Passage to read:
My setup had the Alt on the drivers front and very low...with an adjustable idler pulley above because my frame is too narrow to allow belt adjustment.
That pulley died and finding a new bearing has been a bit of a chore. I don't really like the complexity of it all anyway.
I decided to relocate the alt to the passenger side and a bit higher so I will have enough room.
Still very tight with the regular 10SI(?) 1 wire style lump...but workable.

I also have a CS130 that fits a bit better but the bolt spacing seems like it will make the adjustment arm super complicated. I've read that the CS130 is better but I'm not convinced it actually is.

Are there other small, built in regulator Alternators that are commonly used and reasonably easy to wire in?
I figured I might check out the local Pick a Part to find a core and test fit/build around...then pick up a new one to match.
Problem is...I don't know what ones have proven to be a good swap!

Figured a post here to combine all the potential donors might be a good idea that could also help others down the road.

Whatcha got??? ...and pictures would be awesome! :D
 
Do you have a rebuilder in your area.? I'm in a small town & we have one , that's where I went. They sold me a small GM 1-wire 100 amp for about $75, garunteed to handle hi RPM.

dave



it's been flawless for 40K miles , 13 years
 
Do you have a rebuilder in your area.? I'm in a small town & we have one , that's where I went. They sold me a small GM 1-wire 100 amp for about $75, garunteed to handle hi RPM.

dave
it's been flawless for 40K miles , 13 years

Oh yes...I'd say there are perhaps 4 rebuilders close by.
I'm mostly wondering what exactly to look for. What others have had good success with in mounting and wiring.

That small alt you mention.
Was it a CS130 with 1 wire or the original 1 wire style?
Mine now is the common 3 wire with the loop to the output post to make it work. I have it temporarily mounted and it does look a little big.
 
I don't know numbers , but it's a small GM [90's] w/ a 1 wire conversion.. How wide is your frame , mines low driver's side...I made my own mount..
dave
 
I don't know numbers , but it's a small GM [90's] w/ a 1 wire conversion.. How wide is your frame , mines low driver's side...I made my own mount..
dave
Don't remember off the top of my head...but my rad bolts down thru the top of the rails instead of needing tabs inside...and I'm running a big block too.
The mounting setup now on the drivers side is positioned in such a way that moving the alt on the main mounting bolt does nothing to tighten the belt. It's a static mount and the old idler pulley tightened the belt.

Data:

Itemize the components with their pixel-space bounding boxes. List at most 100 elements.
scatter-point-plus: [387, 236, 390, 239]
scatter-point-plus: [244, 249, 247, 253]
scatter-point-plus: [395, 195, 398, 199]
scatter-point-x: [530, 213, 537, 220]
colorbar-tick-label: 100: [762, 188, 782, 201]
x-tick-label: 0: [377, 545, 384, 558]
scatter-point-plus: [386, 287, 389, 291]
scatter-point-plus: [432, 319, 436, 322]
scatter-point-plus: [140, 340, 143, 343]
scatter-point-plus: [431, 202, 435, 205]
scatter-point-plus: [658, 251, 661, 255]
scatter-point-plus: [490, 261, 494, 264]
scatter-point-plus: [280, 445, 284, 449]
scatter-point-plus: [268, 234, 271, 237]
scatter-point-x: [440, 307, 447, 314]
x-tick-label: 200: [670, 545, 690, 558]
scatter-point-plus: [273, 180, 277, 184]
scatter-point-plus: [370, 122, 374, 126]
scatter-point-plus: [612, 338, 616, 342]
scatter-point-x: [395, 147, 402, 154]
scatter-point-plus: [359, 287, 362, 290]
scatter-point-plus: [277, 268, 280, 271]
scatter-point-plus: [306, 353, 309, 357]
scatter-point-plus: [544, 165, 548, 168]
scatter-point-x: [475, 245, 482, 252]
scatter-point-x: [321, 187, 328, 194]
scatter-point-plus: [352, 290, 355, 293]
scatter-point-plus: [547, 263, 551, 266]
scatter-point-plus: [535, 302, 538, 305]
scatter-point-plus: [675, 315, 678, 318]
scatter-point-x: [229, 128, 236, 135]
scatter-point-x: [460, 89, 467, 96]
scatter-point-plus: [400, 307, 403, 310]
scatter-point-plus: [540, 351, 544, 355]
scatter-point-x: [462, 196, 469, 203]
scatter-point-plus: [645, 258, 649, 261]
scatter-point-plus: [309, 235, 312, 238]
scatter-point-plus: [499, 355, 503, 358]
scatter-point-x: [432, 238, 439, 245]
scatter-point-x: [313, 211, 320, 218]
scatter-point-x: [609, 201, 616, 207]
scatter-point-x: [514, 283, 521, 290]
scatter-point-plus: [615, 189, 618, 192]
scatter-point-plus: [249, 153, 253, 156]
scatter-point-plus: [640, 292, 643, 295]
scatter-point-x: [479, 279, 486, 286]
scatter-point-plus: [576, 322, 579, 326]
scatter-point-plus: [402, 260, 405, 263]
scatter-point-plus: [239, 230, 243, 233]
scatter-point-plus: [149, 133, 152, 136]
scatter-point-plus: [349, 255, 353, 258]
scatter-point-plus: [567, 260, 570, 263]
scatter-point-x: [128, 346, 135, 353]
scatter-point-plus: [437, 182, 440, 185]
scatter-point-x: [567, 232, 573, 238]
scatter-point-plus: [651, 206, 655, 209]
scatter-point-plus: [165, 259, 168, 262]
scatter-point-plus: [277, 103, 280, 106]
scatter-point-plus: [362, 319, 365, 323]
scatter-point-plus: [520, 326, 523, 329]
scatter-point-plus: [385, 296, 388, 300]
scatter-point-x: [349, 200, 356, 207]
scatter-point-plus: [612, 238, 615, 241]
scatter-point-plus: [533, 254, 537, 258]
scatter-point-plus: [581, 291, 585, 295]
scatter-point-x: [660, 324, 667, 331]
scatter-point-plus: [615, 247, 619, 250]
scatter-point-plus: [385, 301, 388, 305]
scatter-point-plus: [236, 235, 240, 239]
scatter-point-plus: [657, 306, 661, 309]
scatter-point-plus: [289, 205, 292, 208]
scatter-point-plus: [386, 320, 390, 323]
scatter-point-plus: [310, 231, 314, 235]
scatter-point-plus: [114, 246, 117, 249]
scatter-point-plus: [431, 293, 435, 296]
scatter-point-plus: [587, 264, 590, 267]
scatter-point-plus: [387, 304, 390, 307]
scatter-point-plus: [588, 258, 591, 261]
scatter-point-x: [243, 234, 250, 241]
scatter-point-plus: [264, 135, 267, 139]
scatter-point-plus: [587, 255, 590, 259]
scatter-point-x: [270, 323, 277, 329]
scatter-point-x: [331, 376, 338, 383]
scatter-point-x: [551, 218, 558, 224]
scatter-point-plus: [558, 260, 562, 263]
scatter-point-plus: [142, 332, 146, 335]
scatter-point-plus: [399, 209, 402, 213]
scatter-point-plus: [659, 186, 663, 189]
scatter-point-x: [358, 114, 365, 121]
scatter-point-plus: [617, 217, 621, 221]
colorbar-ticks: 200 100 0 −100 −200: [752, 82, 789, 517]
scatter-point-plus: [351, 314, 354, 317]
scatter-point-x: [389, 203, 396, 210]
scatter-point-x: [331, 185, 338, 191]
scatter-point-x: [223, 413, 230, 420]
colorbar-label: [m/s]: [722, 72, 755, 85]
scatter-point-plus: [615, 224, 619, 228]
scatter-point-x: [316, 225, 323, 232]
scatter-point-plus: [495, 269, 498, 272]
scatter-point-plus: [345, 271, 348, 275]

Tasks:
1 – Translate this sentence from the alternator forum thread into Spanish: "I decided to relocate the alt to the passenger side and a bit higher so I will have enough room."
2 – Echo the part of the alternator forum thread starting with "My setup had" and going on through "to wire in?".
3 – Proceed with the alternator forum thread, writing what comes after its final sentence.

Results of the exercise:
1 – Decidí trasladar el alternador al lado del pasajero y un poco más arriba para tener suficiente espacio.

2 –
My setup had the Alt on the drivers front and very low...with an adjustable idler pulley above because my frame is too narrow to allow belt adjustment.
That pulley died and finding a new bearing has been a bit of a chore. I don't really like the complexity of it all anyway.
I decided to relocate the alt to the passenger side and a bit higher so I will have enough room.
Still very tight with the regular 10SI(?) 1 wire style lump...but workable.

I also have a CS130 that fits a bit better but the bolt spacing seems like it will make the adjustment arm super complicated. I've read that the CS130 is better but I'm not convinced it actually is.

Are there other small, built in regulator Alternators that are commonly used and reasonably easy to wire in?

3 –
I'm going with the passenger side and making a new mount that works.
I must check those cs130's and see if different clocking arrangements were available.
 
BB -SB are the same in that area of the block IIRC.... you can re-clock 90* at a time [4 bolts]
dave
 
you can re-clock 90* at a time [4 bolts]
dave
True...but the clocking I'm mostly concerned with right now is the positioning of the pivot and adjusting lug, both of which are cast into the front section. The one I have will require some creative bracketing to allow the thing to tighten the belt.
There IS one threaded hole at the rear though.
Not sure yet if it would be a good thing to bracket the adjuster off that one.
Think I will run up to the garage and play with it for a while. I can start the upper pivot area regardless as both the CS and SI will mount the same there.
 
My car has a bbc and the alternator is on the pass side, just a standard delco 1-wire alt just above the frame and fairly tight. It looks like they used a pre 69 style alternator bracket that goes from the intake to the alt on the drivers side originally. It bolts to the water pump in this config. It has room to adjust and looks ok. I am not sure if I will leave it there yet. I would like to mount it low and left, just to make it as invisible as possible without negatively affecting operation and serviceability. I have noticed some very small units on some older pre fuel injected imports and on small Diesel engines, tractors, etc... If you aren't running electric fans,, fuel pumps, etc, you don't need a high amp unit to maintain the battery and lights. I thought about one of those as a alternative.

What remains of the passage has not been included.